Short task 1:
In the entries below, copy out every line from the one containing "current-vector — [208, 27, 218, 31]" through the one containing "current-vector — [92, 463, 100, 471]", both ends included, keeping each line unchanged.

Selected text:
== == ==

Column header QC - can tis be done?

pipetman · July 23, 2013, 8:22pm

I just put together a workflow to concatenate a large number of data files (plus some downstream processing). Seems to work ok so far.

Unfortunately, the column headers between the files are not consistent (as I found out when the above workflow kept throwing up errors). The individual files were generated over the last 18 month and the system that produced them went through various upgrades etc., hence the mess.

To get a handle on the issue, I want to get an overview of the all the different column header layouts. So I tried to set up another workflow that extracts the column headers (line 1) from each file, transposes them, and then appends all these columns. But that attempt wasn't very successful so far.

I start with "List Files", then proceed to "TableRow To Variable Loop Start". In my original workflow this is followed by the "Variable Based File Reader", but this relies on consistent column headers, so I can not use it here. Instaed, I was hoping the "Line Reader" would do the trick (limiting the number of rows to 1). Now when I configure the "Line Reader" to use the "Location" variable (instead instead of an URL of file name), it dutifully reports "The 'url' parameter is controlled by a variable". But after hitting "ok", I get "Invalid settings: Invalid (empty) URL".

== == ==

Stored records:
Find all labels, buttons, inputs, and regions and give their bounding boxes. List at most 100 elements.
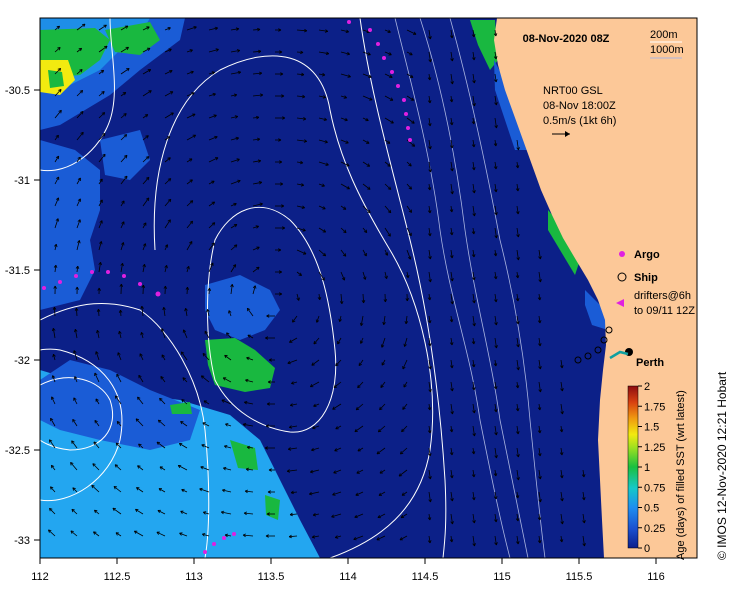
current-vector — [208, 27, 218, 31]
current-vector-head — [379, 470, 384, 474]
current-vector-head — [115, 395, 119, 399]
current-vector-head — [515, 518, 520, 522]
current-vector — [381, 359, 386, 366]
current-vector-head — [537, 407, 542, 411]
colorbar-tick-label: 0 — [644, 543, 650, 555]
current-vector — [92, 463, 100, 471]
current-vector — [406, 271, 409, 278]
depth-legend-200m: 200m — [650, 29, 678, 41]
current-vector — [96, 330, 100, 339]
current-vector-head — [412, 31, 417, 35]
current-vector — [54, 155, 60, 163]
current-vector-head — [471, 451, 476, 455]
current-vector — [362, 293, 364, 303]
current-vector-head — [409, 52, 413, 56]
current-vector-head — [74, 328, 78, 333]
current-vector-head — [471, 341, 476, 345]
current-vector-head — [222, 377, 227, 381]
current-vector — [472, 227, 475, 235]
current-vector-head — [346, 163, 350, 167]
current-vector — [494, 337, 497, 349]
current-vector — [450, 293, 453, 305]
current-vector-head — [472, 277, 476, 281]
current-vector-head — [266, 402, 270, 406]
current-vector — [186, 179, 193, 185]
current-vector — [72, 487, 78, 493]
current-vector-head — [368, 74, 372, 78]
current-vector — [142, 177, 150, 185]
land-western-australia — [494, 18, 697, 558]
current-vector — [186, 266, 190, 273]
current-vector-head — [291, 381, 295, 385]
sst-coastal-green-north — [470, 20, 498, 70]
current-vector — [230, 244, 238, 251]
current-vector-head — [494, 322, 498, 326]
current-vector — [252, 72, 262, 75]
current-vector-head — [191, 92, 195, 96]
current-vector — [406, 51, 413, 56]
current-vector-head — [159, 397, 163, 402]
current-vector-head — [408, 186, 412, 190]
current-vector-head — [353, 536, 357, 541]
current-vector — [494, 117, 497, 129]
current-vector-head — [494, 409, 498, 413]
current-vector — [406, 73, 414, 78]
current-vector-head — [428, 453, 432, 457]
current-vector — [120, 25, 129, 31]
current-vector-head — [164, 265, 168, 269]
current-vector — [230, 264, 237, 273]
current-vector — [95, 398, 100, 405]
current-vector — [398, 469, 408, 477]
current-vector-head — [79, 69, 83, 73]
current-vector-head — [493, 473, 498, 477]
current-vector — [472, 447, 475, 455]
current-vector — [296, 293, 300, 301]
current-vector — [310, 469, 320, 473]
current-vector — [406, 29, 417, 35]
current-vector — [98, 91, 105, 97]
current-vector-head — [377, 514, 381, 519]
current-vector — [164, 27, 171, 31]
current-vector-head — [211, 180, 215, 184]
current-vector — [288, 447, 298, 450]
current-vector — [494, 359, 497, 367]
current-vector — [494, 95, 497, 106]
current-vector-head — [268, 468, 272, 472]
current-vector-head — [559, 429, 564, 433]
current-vector — [70, 530, 78, 537]
current-vector — [98, 262, 101, 273]
current-vector — [120, 263, 123, 273]
current-vector-head — [346, 186, 350, 190]
current-vector-head — [223, 466, 227, 471]
current-vector — [208, 222, 216, 229]
current-vector — [362, 161, 370, 167]
current-vector — [310, 381, 320, 388]
current-vector — [494, 73, 497, 83]
current-vector-head — [100, 69, 105, 74]
current-vector-head — [427, 297, 432, 301]
current-vector-head — [246, 356, 250, 361]
y-tick-label: -31.5 — [5, 265, 30, 277]
current-vector — [287, 359, 298, 364]
current-vector-head — [143, 222, 147, 226]
current-vector — [230, 50, 240, 53]
current-vector-head — [516, 477, 520, 481]
current-vector — [76, 23, 86, 31]
current-vector-head — [141, 284, 146, 288]
current-vector — [93, 531, 100, 537]
current-vector — [54, 197, 59, 207]
current-vector — [428, 359, 431, 370]
current-vector — [296, 205, 305, 209]
current-vector-head — [72, 487, 76, 491]
current-vector — [94, 372, 100, 383]
current-vector-head — [401, 428, 405, 433]
current-vector — [356, 469, 364, 474]
current-vector — [54, 307, 56, 317]
current-vector — [358, 359, 364, 366]
current-vector-head — [54, 243, 58, 248]
current-vector-head — [146, 47, 151, 52]
current-vector — [252, 160, 261, 163]
current-vector — [207, 309, 210, 317]
current-vector-head — [516, 541, 520, 545]
current-vector — [428, 183, 431, 191]
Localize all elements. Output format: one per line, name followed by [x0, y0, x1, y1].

== == ==

Short task 2:
Answer these questions from the forum post on column header QC:
(a) Over what span of time were the individual data files generated?
(b) Which line of each file holds the column headers the poster wants to pull out?
(c) What message appears after clicking "ok" in the "Line Reader" setup?

Complete response 1:
current-vector — [208, 27, 218, 31]
current-vector-head — [379, 470, 384, 474]
current-vector-head — [115, 395, 119, 399]
current-vector-head — [515, 518, 520, 522]
current-vector — [381, 359, 386, 366]
current-vector-head — [537, 407, 542, 411]
colorbar-tick-label: 0 — [644, 543, 650, 555]
current-vector — [92, 463, 100, 471]

Complete response 2:
(a) Over the last 18 months.
(b) Line 1.
(c) "Invalid settings: Invalid (empty) URL".